→ **EXERCISE BRIEF**: Where the word "holders" occurs in a line, return that line.

→ **ITEMS**:
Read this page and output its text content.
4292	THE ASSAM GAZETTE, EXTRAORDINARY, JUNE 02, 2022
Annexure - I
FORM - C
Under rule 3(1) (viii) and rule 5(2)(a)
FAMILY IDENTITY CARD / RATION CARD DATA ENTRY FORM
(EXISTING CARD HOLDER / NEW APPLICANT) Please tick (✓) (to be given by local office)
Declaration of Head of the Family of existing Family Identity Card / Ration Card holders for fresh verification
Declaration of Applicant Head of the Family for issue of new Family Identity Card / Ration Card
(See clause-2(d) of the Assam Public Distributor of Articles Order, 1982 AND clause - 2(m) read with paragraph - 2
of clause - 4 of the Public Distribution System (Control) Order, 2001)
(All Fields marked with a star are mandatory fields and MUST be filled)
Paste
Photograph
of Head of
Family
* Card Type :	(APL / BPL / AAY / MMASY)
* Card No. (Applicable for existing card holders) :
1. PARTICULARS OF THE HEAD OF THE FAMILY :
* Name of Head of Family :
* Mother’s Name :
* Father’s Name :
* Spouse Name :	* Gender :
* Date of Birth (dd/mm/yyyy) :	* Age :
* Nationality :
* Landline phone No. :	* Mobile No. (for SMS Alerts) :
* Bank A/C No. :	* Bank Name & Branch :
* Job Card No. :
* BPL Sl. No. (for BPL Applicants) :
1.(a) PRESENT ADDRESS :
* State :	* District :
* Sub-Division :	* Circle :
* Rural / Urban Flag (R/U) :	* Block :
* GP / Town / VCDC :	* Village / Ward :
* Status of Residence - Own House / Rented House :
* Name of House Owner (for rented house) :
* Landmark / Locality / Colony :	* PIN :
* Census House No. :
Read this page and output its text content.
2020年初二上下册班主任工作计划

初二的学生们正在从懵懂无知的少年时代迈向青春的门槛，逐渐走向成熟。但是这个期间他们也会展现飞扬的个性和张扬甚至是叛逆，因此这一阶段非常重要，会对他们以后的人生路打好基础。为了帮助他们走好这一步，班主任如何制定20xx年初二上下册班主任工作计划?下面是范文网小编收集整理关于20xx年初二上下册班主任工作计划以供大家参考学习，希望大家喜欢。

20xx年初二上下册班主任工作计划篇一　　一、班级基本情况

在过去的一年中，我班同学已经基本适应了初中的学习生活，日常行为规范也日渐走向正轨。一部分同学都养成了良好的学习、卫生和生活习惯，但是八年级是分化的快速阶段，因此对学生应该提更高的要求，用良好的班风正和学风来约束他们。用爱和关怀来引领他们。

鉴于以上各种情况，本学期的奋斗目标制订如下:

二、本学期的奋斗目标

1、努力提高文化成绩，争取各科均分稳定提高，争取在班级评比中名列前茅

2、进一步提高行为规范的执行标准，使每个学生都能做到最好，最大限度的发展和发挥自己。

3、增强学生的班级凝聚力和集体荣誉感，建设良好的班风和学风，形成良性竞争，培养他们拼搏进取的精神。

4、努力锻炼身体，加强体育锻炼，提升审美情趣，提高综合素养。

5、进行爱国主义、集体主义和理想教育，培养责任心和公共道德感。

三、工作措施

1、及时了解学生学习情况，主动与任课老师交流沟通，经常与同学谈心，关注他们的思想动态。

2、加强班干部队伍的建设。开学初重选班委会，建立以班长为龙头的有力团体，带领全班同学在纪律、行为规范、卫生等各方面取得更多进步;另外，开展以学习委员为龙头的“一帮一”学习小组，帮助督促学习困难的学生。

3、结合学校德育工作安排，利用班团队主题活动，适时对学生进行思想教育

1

* * *

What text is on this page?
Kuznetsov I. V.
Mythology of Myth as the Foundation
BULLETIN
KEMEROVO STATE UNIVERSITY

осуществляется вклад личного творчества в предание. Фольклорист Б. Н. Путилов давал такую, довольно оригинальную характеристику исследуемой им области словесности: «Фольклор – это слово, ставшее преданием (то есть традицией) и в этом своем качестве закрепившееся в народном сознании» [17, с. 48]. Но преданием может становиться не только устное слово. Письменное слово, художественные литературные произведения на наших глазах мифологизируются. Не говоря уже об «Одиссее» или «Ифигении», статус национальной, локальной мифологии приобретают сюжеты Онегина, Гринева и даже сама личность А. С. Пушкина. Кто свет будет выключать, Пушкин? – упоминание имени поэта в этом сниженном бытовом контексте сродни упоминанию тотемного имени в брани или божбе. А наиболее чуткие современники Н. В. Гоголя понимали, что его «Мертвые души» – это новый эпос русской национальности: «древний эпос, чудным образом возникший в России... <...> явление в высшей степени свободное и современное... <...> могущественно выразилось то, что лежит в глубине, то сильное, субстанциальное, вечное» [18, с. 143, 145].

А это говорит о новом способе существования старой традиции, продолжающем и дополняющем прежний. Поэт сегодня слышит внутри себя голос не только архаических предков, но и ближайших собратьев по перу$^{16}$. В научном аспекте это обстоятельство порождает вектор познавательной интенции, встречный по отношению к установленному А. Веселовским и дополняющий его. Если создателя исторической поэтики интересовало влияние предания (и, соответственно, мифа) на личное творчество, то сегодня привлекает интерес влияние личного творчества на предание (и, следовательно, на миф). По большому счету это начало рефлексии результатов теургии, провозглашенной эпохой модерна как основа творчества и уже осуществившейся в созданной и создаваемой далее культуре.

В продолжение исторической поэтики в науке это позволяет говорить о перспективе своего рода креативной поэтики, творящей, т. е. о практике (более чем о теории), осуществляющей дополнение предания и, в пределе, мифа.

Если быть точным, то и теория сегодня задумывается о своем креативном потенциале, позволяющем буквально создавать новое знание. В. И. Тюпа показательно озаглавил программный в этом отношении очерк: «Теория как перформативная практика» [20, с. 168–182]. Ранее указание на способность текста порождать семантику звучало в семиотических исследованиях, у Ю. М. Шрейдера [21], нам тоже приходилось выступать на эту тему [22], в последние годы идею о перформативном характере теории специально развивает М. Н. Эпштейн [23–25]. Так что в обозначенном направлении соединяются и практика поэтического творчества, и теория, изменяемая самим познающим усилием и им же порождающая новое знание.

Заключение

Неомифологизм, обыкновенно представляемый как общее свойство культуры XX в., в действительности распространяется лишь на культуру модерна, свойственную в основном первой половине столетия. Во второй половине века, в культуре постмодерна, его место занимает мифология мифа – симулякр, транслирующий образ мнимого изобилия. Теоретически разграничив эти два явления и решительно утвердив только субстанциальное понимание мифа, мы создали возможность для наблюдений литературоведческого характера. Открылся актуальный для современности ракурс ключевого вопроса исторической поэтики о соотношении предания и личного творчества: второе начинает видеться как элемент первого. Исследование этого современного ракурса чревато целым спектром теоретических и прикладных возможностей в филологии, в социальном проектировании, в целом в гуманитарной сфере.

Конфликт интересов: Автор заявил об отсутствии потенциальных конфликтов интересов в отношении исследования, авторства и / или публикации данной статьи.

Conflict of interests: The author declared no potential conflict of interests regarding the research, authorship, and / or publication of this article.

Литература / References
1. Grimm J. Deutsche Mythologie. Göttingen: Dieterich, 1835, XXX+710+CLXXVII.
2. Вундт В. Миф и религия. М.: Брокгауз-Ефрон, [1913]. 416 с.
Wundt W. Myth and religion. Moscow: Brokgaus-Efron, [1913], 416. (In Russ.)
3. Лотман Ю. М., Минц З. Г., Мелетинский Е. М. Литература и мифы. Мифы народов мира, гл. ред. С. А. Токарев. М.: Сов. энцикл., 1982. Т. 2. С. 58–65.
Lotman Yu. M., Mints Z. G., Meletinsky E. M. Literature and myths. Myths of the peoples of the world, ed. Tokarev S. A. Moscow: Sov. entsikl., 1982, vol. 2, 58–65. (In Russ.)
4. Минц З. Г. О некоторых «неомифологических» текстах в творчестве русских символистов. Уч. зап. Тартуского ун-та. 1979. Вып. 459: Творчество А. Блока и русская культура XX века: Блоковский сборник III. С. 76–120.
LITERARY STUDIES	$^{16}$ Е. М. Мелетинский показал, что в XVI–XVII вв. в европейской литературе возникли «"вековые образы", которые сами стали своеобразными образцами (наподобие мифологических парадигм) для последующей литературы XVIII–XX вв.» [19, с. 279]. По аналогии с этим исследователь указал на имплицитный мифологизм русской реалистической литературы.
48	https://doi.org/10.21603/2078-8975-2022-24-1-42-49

→ **TASK ANSWER**:
Declaration of Head of the Family of existing Family Identity Card / Ration Card holders for fresh verification
* Card No. (Applicable for existing card holders) :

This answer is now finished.